┏━━
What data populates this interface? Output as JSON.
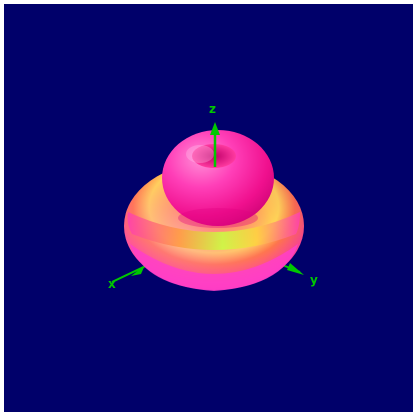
{
  "scene": {
    "background_color": "#00006a",
    "axis_color": "#00c800",
    "axes": [
      {
        "name": "x",
        "label": "x"
      },
      {
        "name": "y",
        "label": "y"
      },
      {
        "name": "z",
        "label": "z"
      }
    ],
    "surface_colors": {
      "core": "#ff2f8f",
      "highlight": "#ffe23a",
      "rim": "#ff5fd0",
      "shadow": "#d0006a"
    }
  }
}
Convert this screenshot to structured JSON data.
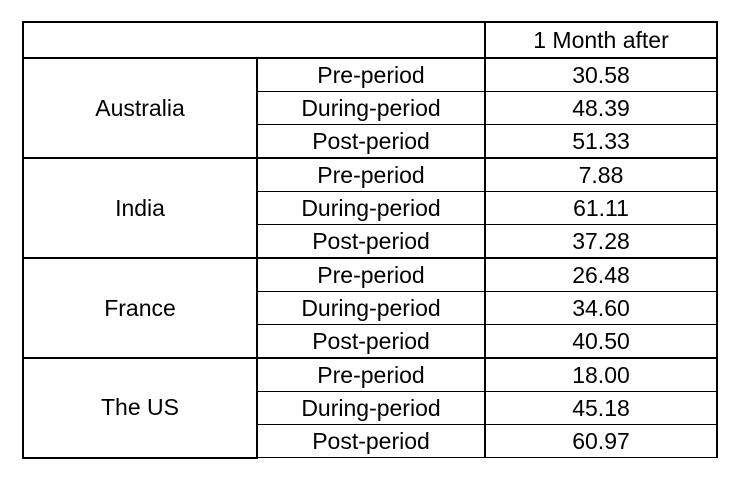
{
  "table": {
    "header": {
      "corner": "",
      "value_column": "1 Month after"
    },
    "groups": [
      {
        "country": "Australia",
        "rows": [
          {
            "period": "Pre-period",
            "value": "30.58"
          },
          {
            "period": "During-period",
            "value": "48.39"
          },
          {
            "period": "Post-period",
            "value": "51.33"
          }
        ]
      },
      {
        "country": "India",
        "rows": [
          {
            "period": "Pre-period",
            "value": "7.88"
          },
          {
            "period": "During-period",
            "value": "61.11"
          },
          {
            "period": "Post-period",
            "value": "37.28"
          }
        ]
      },
      {
        "country": "France",
        "rows": [
          {
            "period": "Pre-period",
            "value": "26.48"
          },
          {
            "period": "During-period",
            "value": "34.60"
          },
          {
            "period": "Post-period",
            "value": "40.50"
          }
        ]
      },
      {
        "country": "The US",
        "rows": [
          {
            "period": "Pre-period",
            "value": "18.00"
          },
          {
            "period": "During-period",
            "value": "45.18"
          },
          {
            "period": "Post-period",
            "value": "60.97"
          }
        ]
      }
    ]
  }
}
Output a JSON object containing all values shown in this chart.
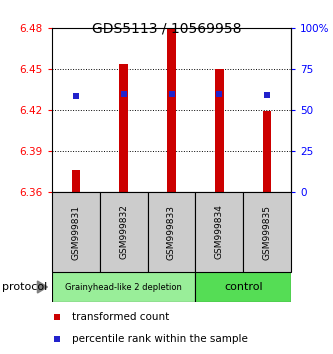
┗━━
* REQUIREMENT: Leave the pictures out and write out every entry exactly as given.

* FULL SOLUTION:
What data populates this interface? Output as JSON.
{
  "scene": {
    "background_color": "#00006a",
    "axis_color": "#00c800",
    "axes": [
      {
        "name": "x",
        "label": "x"
      },
      {
        "name": "y",
        "label": "y"
      },
      {
        "name": "z",
        "label": "z"
      }
    ],
    "surface_colors": {
      "core": "#ff2f8f",
      "highlight": "#ffe23a",
      "rim": "#ff5fd0",
      "shadow": "#d0006a"
    }
  }
}
Convert this screenshot to structured JSON data.
{
  "table": {
    "header": {
      "corner": "",
      "value_column": "1 Month after"
    },
    "groups": [
      {
        "country": "Australia",
        "rows": [
          {
            "period": "Pre-period",
            "value": "30.58"
          },
          {
            "period": "During-period",
            "value": "48.39"
          },
          {
            "period": "Post-period",
            "value": "51.33"
          }
        ]
      },
      {
        "country": "India",
        "rows": [
          {
            "period": "Pre-period",
            "value": "7.88"
          },
          {
            "period": "During-period",
            "value": "61.11"
          },
          {
            "period": "Post-period",
            "value": "37.28"
          }
        ]
      },
      {
        "country": "France",
        "rows": [
          {
            "period": "Pre-period",
            "value": "26.48"
          },
          {
            "period": "During-period",
            "value": "34.60"
          },
          {
            "period": "Post-period",
            "value": "40.50"
          }
        ]
      },
      {
        "country": "The US",
        "rows": [
          {
            "period": "Pre-period",
            "value": "18.00"
          },
          {
            "period": "During-period",
            "value": "45.18"
          },
          {
            "period": "Post-period",
            "value": "60.97"
          }
        ]
      }
    ]
  }
}
Output a JSON object containing all values shown in this chart.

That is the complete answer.